» **RECORDS TO PROCESS**:
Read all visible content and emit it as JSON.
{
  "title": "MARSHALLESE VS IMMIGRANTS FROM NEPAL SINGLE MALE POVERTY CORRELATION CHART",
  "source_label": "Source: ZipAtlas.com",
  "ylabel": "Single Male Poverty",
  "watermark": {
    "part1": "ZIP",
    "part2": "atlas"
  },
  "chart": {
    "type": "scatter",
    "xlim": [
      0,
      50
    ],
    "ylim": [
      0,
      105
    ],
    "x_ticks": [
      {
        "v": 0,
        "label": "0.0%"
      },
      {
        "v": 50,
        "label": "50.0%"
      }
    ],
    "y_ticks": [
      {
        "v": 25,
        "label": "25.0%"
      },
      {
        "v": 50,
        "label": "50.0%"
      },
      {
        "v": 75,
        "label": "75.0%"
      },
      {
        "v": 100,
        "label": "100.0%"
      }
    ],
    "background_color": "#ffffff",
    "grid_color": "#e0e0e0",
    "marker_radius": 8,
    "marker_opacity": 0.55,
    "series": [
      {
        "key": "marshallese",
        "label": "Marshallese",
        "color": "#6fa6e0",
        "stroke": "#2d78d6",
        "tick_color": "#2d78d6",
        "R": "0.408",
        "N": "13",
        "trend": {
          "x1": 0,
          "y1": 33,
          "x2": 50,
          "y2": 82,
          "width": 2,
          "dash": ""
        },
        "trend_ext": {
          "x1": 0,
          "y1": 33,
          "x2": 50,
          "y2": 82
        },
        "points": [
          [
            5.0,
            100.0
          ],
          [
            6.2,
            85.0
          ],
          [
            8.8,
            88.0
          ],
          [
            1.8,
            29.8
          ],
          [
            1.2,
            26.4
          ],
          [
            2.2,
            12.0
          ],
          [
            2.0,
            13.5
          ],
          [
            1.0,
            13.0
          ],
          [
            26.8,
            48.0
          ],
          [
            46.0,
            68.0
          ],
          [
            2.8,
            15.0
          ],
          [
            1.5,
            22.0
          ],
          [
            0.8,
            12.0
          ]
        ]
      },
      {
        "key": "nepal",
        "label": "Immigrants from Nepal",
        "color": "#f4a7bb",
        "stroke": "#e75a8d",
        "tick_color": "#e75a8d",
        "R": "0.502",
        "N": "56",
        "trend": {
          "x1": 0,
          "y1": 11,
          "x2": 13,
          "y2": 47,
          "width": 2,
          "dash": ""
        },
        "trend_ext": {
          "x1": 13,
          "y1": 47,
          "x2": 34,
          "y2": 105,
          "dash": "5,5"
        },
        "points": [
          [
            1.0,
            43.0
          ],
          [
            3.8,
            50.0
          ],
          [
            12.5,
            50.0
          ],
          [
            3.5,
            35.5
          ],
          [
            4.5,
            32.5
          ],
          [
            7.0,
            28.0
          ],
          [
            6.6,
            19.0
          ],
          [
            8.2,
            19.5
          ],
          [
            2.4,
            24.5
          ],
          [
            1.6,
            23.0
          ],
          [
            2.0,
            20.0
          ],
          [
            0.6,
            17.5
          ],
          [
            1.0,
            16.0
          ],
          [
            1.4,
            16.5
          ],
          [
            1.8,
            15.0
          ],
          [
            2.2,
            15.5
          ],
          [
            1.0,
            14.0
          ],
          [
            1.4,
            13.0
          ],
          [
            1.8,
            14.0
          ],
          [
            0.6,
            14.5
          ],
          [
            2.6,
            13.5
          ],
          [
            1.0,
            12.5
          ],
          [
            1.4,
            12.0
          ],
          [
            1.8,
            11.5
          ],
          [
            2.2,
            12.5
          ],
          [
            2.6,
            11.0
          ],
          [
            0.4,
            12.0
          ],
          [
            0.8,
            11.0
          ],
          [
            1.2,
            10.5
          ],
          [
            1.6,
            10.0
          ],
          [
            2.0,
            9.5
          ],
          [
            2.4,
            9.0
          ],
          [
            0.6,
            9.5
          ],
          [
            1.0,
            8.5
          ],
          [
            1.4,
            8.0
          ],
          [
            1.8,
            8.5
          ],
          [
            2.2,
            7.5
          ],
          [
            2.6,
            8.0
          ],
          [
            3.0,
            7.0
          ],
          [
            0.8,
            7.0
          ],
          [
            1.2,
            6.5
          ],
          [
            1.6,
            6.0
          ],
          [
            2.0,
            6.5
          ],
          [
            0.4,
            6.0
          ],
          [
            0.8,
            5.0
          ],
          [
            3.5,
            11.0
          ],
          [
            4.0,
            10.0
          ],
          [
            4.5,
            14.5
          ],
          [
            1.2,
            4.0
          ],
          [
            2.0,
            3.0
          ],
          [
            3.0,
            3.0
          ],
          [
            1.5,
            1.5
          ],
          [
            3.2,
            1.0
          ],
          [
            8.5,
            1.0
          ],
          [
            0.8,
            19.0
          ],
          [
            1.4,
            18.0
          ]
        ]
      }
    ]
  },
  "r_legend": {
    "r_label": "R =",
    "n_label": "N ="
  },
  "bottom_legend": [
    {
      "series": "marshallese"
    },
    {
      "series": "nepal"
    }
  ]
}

» **OBJECTIVE**: Looking at the material above, count the lines that hold "series" and give the total alone.

» **WORKED ANSWER**: 3